_Challenge:_ Locate the word "type" in the material, then show every line that holds it.
-- start of Dataset excerpts --
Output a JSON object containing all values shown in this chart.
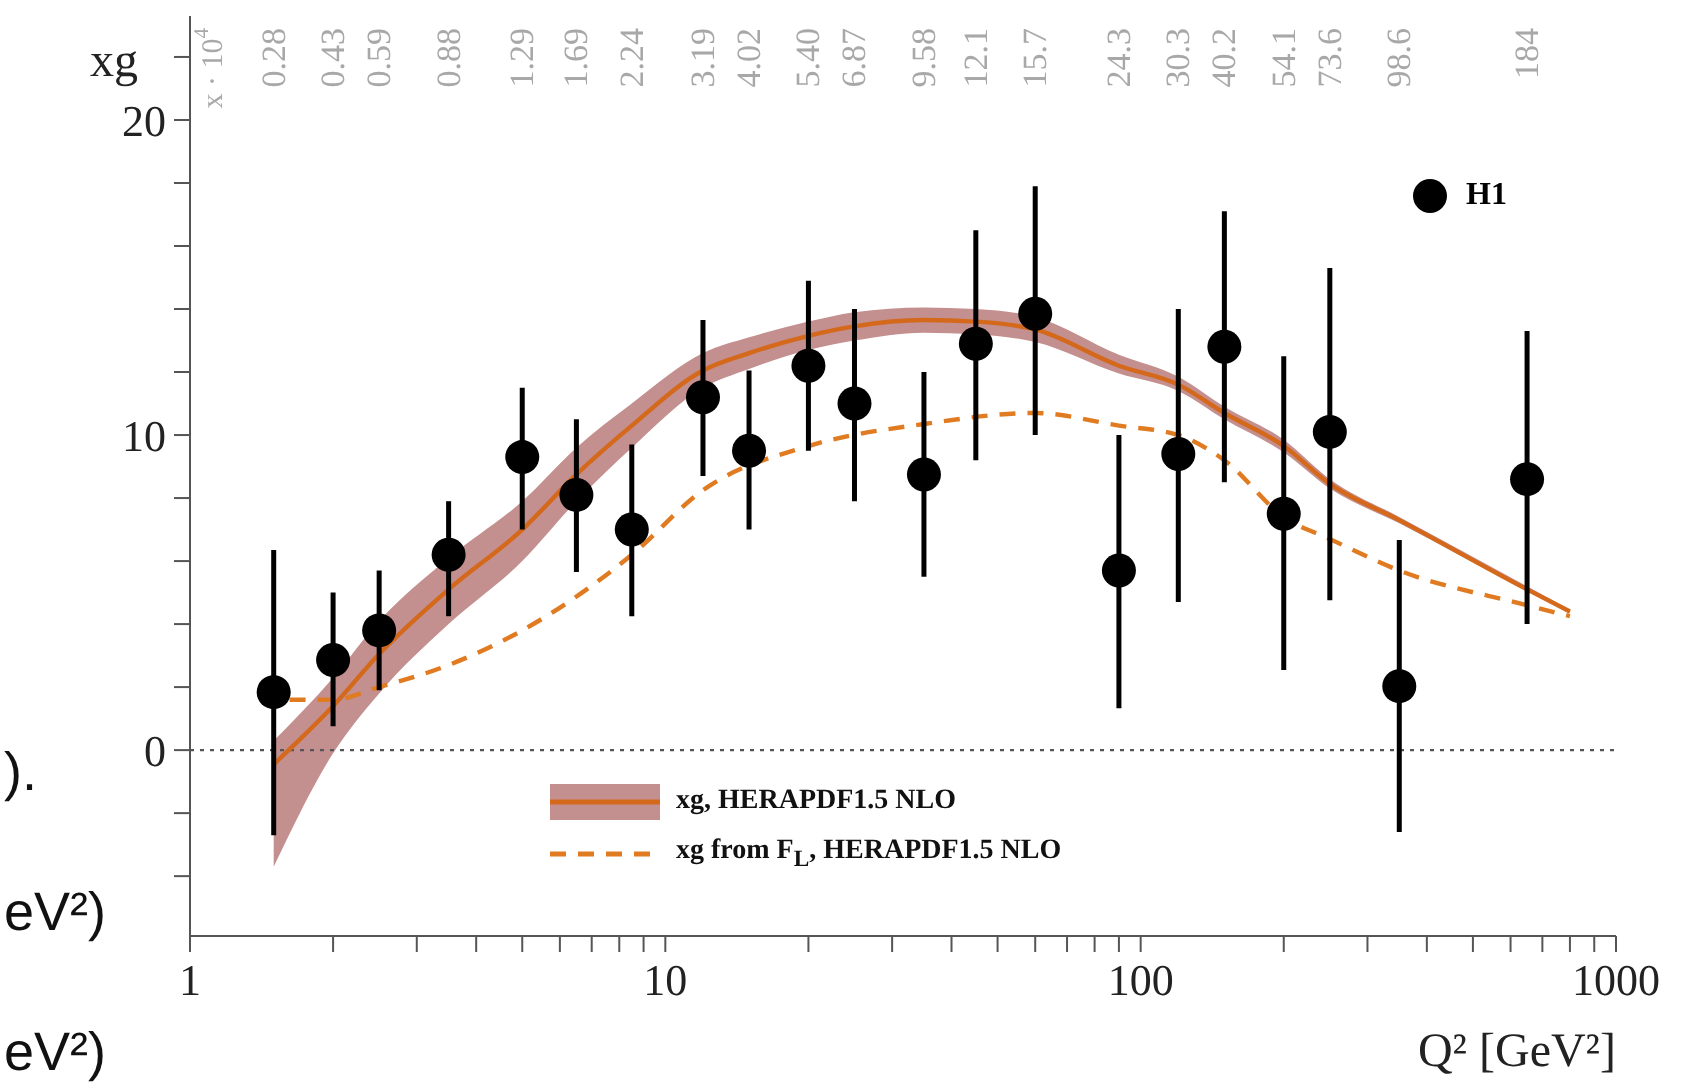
{
  "chart_data": {
    "type": "scatter",
    "ylabel": "xg",
    "xlabel": "Q² [GeV²]",
    "log": "x",
    "xlim": [
      1,
      1000
    ],
    "ylim": [
      -5.9,
      23.3
    ],
    "xticks": [
      1,
      {
        "value": 2,
        "label": null
      },
      {
        "value": 3,
        "label": null
      },
      {
        "value": 4,
        "label": null
      },
      {
        "value": 5,
        "label": null
      },
      {
        "value": 6,
        "label": null
      },
      {
        "value": 7,
        "label": null
      },
      {
        "value": 8,
        "label": null
      },
      {
        "value": 9,
        "label": null
      },
      10,
      {
        "value": 20,
        "label": null
      },
      {
        "value": 30,
        "label": null
      },
      {
        "value": 40,
        "label": null
      },
      {
        "value": 50,
        "label": null
      },
      {
        "value": 60,
        "label": null
      },
      {
        "value": 70,
        "label": null
      },
      {
        "value": 80,
        "label": null
      },
      {
        "value": 90,
        "label": null
      },
      100,
      {
        "value": 200,
        "label": null
      },
      {
        "value": 300,
        "label": null
      },
      {
        "value": 400,
        "label": null
      },
      {
        "value": 500,
        "label": null
      },
      {
        "value": 600,
        "label": null
      },
      {
        "value": 700,
        "label": null
      },
      {
        "value": 800,
        "label": null
      },
      {
        "value": 900,
        "label": null
      },
      1000
    ],
    "yticks": [
      {
        "value": -4,
        "label": null
      },
      {
        "value": -2,
        "label": null
      },
      0,
      {
        "value": 2,
        "label": null
      },
      {
        "value": 4,
        "label": null
      },
      {
        "value": 6,
        "label": null
      },
      {
        "value": 8,
        "label": null
      },
      10,
      {
        "value": 12,
        "label": null
      },
      {
        "value": 14,
        "label": null
      },
      {
        "value": 16,
        "label": null
      },
      {
        "value": 18,
        "label": null
      },
      20,
      {
        "value": 22,
        "label": null
      }
    ],
    "grid": false,
    "legend": "bottom",
    "ref_lines": [
      {
        "axis": "y",
        "value": 0,
        "color": "#555555",
        "line_style": "dotted"
      }
    ],
    "annotations": [
      ").",
      "eV²)",
      "eV²)",
      "x · 10$^{4}$",
      "0.28",
      "0.43",
      "0.59",
      "0.88",
      "1.29",
      "1.69",
      "2.24",
      "3.19",
      "4.02",
      "5.40",
      "6.87",
      "9.58",
      "12.1",
      "15.7",
      "24.3",
      "30.3",
      "40.2",
      "54.1",
      "73.6",
      "98.6",
      "184"
    ],
    "series": [
      {
        "type": "line",
        "name": "xg, HERAPDF1.5 NLO",
        "color": "#d4691c",
        "line_style": "solid",
        "x": [
          1.5,
          2,
          2.5,
          3.5,
          5,
          6.5,
          8.5,
          12,
          15,
          20,
          25,
          35,
          45,
          60,
          90,
          120,
          150,
          200,
          250,
          350,
          650,
          800
        ],
        "values": [
          -0.45,
          1.4,
          3.05,
          5.1,
          7.0,
          8.75,
          10.3,
          12.05,
          12.6,
          13.15,
          13.45,
          13.65,
          13.6,
          13.35,
          12.2,
          11.6,
          10.7,
          9.65,
          8.45,
          7.3,
          5.1,
          4.4
        ],
        "lower": [
          -3.7,
          -0.1,
          1.8,
          4.0,
          6.0,
          7.9,
          9.6,
          11.5,
          12.1,
          12.7,
          13.0,
          13.25,
          13.2,
          12.95,
          11.95,
          11.4,
          10.5,
          9.45,
          8.3,
          7.2,
          5.05,
          4.35
        ],
        "upper": [
          0.3,
          2.3,
          4.1,
          6.1,
          7.9,
          9.6,
          11.0,
          12.6,
          13.1,
          13.6,
          13.9,
          14.05,
          14.0,
          13.75,
          12.55,
          11.85,
          10.9,
          9.85,
          8.6,
          7.4,
          5.2,
          4.45
        ]
      },
      {
        "type": "line",
        "name": "xg from F$_{L}$, HERAPDF1.5 NLO",
        "color": "#e07b22",
        "line_style": "dashed",
        "x": [
          1.62,
          2,
          2.5,
          3.5,
          5,
          8.5,
          12,
          20,
          35,
          60,
          90,
          120,
          150,
          200,
          250,
          350,
          650,
          800
        ],
        "values": [
          1.6,
          1.6,
          2.0,
          2.7,
          3.8,
          6.2,
          8.25,
          9.65,
          10.35,
          10.7,
          10.3,
          10.0,
          9.2,
          7.4,
          6.7,
          5.7,
          4.6,
          4.25
        ]
      },
      {
        "type": "scatter",
        "name": "H1",
        "color": "#000000",
        "marker": "circle",
        "x": [
          1.5,
          2,
          2.5,
          3.5,
          5,
          6.5,
          8.5,
          12,
          15,
          20,
          25,
          35,
          45,
          60,
          90,
          120,
          150,
          200,
          250,
          350,
          650
        ],
        "values": [
          1.84,
          2.86,
          3.8,
          6.2,
          9.3,
          8.1,
          7.0,
          11.2,
          9.5,
          12.2,
          11.0,
          8.75,
          12.9,
          13.85,
          5.7,
          9.4,
          12.8,
          7.5,
          10.1,
          2.03,
          8.6
        ],
        "errors": [
          [
            -2.7,
            6.35
          ],
          [
            0.76,
            5.0
          ],
          [
            1.9,
            5.7
          ],
          [
            4.25,
            7.9
          ],
          [
            7.0,
            11.5
          ],
          [
            5.65,
            10.5
          ],
          [
            4.25,
            9.7
          ],
          [
            8.7,
            13.65
          ],
          [
            7.0,
            12.05
          ],
          [
            9.5,
            14.9
          ],
          [
            7.9,
            14.0
          ],
          [
            5.5,
            12.0
          ],
          [
            9.2,
            16.5
          ],
          [
            10.0,
            17.9
          ],
          [
            1.33,
            10.0
          ],
          [
            4.7,
            14.0
          ],
          [
            8.5,
            17.1
          ],
          [
            2.54,
            12.5
          ],
          [
            4.76,
            15.3
          ],
          [
            -2.6,
            6.67
          ],
          [
            4.0,
            13.3
          ]
        ]
      }
    ]
  }
}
-- end of Dataset excerpts --
_Output for this exercise:_
    "type": "scatter",
        "type": "line",
        "type": "line",
        "type": "scatter",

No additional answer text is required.